═════ WORKING DATA

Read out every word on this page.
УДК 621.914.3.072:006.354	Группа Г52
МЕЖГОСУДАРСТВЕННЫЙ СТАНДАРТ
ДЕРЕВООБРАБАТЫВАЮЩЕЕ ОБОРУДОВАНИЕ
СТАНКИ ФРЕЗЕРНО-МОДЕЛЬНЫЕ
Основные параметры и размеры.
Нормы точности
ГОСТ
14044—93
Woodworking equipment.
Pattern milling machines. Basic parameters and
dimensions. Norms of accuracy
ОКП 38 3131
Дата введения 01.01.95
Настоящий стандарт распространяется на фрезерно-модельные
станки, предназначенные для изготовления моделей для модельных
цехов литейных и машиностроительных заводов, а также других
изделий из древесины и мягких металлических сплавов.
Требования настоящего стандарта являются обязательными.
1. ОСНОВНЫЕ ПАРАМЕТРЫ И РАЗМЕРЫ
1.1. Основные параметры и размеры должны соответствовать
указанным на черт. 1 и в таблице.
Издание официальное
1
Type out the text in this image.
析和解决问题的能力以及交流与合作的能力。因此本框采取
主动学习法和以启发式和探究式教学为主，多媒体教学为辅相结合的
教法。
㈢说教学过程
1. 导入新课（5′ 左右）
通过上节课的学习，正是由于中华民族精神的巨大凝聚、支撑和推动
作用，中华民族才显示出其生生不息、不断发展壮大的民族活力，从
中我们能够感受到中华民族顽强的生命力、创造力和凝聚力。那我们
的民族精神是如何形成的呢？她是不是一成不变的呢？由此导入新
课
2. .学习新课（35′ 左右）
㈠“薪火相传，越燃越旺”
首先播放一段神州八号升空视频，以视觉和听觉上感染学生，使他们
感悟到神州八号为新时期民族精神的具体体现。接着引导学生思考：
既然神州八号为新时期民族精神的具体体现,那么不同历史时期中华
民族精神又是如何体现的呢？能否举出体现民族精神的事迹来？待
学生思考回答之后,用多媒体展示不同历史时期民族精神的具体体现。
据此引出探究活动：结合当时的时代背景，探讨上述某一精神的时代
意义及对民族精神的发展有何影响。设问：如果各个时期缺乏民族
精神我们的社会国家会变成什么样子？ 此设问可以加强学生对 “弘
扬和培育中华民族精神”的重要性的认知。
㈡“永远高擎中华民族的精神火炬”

══════════

* **AIM**
Search the listing for the word "this" and return each line that holds it.

* **TASK OUTPUT**
Read out every word on this page.
Type out the text in this image.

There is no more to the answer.